Take the data that follows and retype it word for word.

--- BEGIN Dataset records ---

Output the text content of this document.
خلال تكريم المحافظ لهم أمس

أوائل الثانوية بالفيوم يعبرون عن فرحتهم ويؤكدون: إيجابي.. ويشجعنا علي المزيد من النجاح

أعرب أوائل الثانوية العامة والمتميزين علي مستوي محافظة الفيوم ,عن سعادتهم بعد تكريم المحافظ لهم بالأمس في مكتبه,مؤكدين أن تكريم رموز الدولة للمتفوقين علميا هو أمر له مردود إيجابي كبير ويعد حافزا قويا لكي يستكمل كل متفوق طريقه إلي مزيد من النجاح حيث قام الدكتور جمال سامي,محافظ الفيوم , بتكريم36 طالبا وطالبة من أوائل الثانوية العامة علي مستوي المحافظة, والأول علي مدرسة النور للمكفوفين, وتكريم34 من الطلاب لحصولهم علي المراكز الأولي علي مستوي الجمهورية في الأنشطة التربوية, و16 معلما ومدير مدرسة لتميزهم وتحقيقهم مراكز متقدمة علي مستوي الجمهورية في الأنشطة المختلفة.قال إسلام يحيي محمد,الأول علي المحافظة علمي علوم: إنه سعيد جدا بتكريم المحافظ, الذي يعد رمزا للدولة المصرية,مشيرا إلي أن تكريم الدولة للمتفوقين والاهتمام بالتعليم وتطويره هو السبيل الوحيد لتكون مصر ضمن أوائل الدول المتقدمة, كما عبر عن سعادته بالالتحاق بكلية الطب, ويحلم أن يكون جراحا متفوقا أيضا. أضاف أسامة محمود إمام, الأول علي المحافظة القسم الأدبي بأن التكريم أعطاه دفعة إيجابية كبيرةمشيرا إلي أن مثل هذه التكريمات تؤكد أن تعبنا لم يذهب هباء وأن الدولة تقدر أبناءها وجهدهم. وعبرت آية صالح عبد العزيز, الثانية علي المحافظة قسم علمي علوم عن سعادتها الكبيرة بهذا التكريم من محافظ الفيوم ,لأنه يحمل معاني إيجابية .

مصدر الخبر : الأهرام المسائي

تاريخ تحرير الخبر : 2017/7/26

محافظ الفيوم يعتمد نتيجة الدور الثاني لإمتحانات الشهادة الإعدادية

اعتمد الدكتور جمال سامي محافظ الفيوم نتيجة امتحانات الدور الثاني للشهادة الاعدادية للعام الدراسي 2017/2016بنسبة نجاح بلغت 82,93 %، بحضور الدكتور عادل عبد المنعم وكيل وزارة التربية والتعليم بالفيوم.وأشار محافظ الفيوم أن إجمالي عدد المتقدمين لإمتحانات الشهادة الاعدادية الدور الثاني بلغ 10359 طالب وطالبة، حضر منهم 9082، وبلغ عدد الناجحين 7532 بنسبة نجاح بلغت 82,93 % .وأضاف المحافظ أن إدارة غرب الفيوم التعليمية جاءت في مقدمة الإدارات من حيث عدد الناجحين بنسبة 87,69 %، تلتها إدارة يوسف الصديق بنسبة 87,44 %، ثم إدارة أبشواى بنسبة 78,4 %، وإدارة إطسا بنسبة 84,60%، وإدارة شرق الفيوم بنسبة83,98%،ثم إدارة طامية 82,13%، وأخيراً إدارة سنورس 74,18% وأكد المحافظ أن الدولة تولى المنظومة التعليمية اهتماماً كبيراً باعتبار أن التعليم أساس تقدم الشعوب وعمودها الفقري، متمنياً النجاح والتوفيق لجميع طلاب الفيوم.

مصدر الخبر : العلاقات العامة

--- END Dataset records ---

**Written response:**
Output the text content of this document.
خلال تكريم المحافظ لهم أمس

أوائل الثانوية بالفيوم يعبرون عن فرحتهم ويؤكدون: إيجابي.. ويشجعنا علي المزيد من النجاح

أعرب أوائل الثانوية العامة والمتميزين علي مستوي محافظة الفيوم ,عن سعادتهم بعد تكريم المحافظ لهم بالأمس في مكتبه,مؤكدين أن تكريم رموز الدولة للمتفوقين علميا هو أمر له مردود إيجابي كبير ويعد حافزا قويا لكي يستكمل كل متفوق طريقه إلي مزيد من النجاح حيث قام الدكتور جمال سامي,محافظ الفيوم , بتكريم36 طالبا وطالبة من أوائل الثانوية العامة علي مستوي المحافظة, والأول علي مدرسة النور للمكفوفين, وتكريم34 من الطلاب لحصولهم علي المراكز الأولي علي مستوي الجمهورية في الأنشطة التربوية, و16 معلما ومدير مدرسة لتميزهم وتحقيقهم مراكز متقدمة علي مستوي الجمهورية في الأنشطة المختلفة.قال إسلام يحيي محمد,الأول علي المحافظة علمي علوم: إنه سعيد جدا بتكريم المحافظ, الذي يعد رمزا للدولة المصرية,مشيرا إلي أن تكريم الدولة للمتفوقين والاهتمام بالتعليم وتطويره هو السبيل الوحيد لتكون مصر ضمن أوائل الدول المتقدمة, كما عبر عن سعادته بالالتحاق بكلية الطب, ويحلم أن يكون جراحا متفوقا أيضا. أضاف أسامة محمود إمام, الأول علي المحافظة القسم الأدبي بأن التكريم أعطاه دفعة إيجابية كبيرةمشيرا إلي أن مثل هذه التكريمات تؤكد أن تعبنا لم يذهب هباء وأن الدولة تقدر أبناءها وجهدهم. وعبرت آية صالح عبد العزيز, الثانية علي المحافظة قسم علمي علوم عن سعادتها الكبيرة بهذا التكريم من محافظ الفيوم ,لأنه يحمل معاني إيجابية .

مصدر الخبر : الأهرام المسائي

تاريخ تحرير الخبر : 2017/7/26

محافظ الفيوم يعتمد نتيجة الدور الثاني لإمتحانات الشهادة الإعدادية

اعتمد الدكتور جمال سامي محافظ الفيوم نتيجة امتحانات الدور الثاني للشهادة الاعدادية للعام الدراسي 2017/2016بنسبة نجاح بلغت 82,93 %، بحضور الدكتور عادل عبد المنعم وكيل وزارة التربية والتعليم بالفيوم.وأشار محافظ الفيوم أن إجمالي عدد المتقدمين لإمتحانات الشهادة الاعدادية الدور الثاني بلغ 10359 طالب وطالبة، حضر منهم 9082، وبلغ عدد الناجحين 7532 بنسبة نجاح بلغت 82,93 % .وأضاف المحافظ أن إدارة غرب الفيوم التعليمية جاءت في مقدمة الإدارات من حيث عدد الناجحين بنسبة 87,69 %، تلتها إدارة يوسف الصديق بنسبة 87,44 %، ثم إدارة أبشواى بنسبة 78,4 %، وإدارة إطسا بنسبة 84,60%، وإدارة شرق الفيوم بنسبة83,98%،ثم إدارة طامية 82,13%، وأخيراً إدارة سنورس 74,18% وأكد المحافظ أن الدولة تولى المنظومة التعليمية اهتماماً كبيراً باعتبار أن التعليم أساس تقدم الشعوب وعمودها الفقري، متمنياً النجاح والتوفيق لجميع طلاب الفيوم.

مصدر الخبر : العلاقات العامة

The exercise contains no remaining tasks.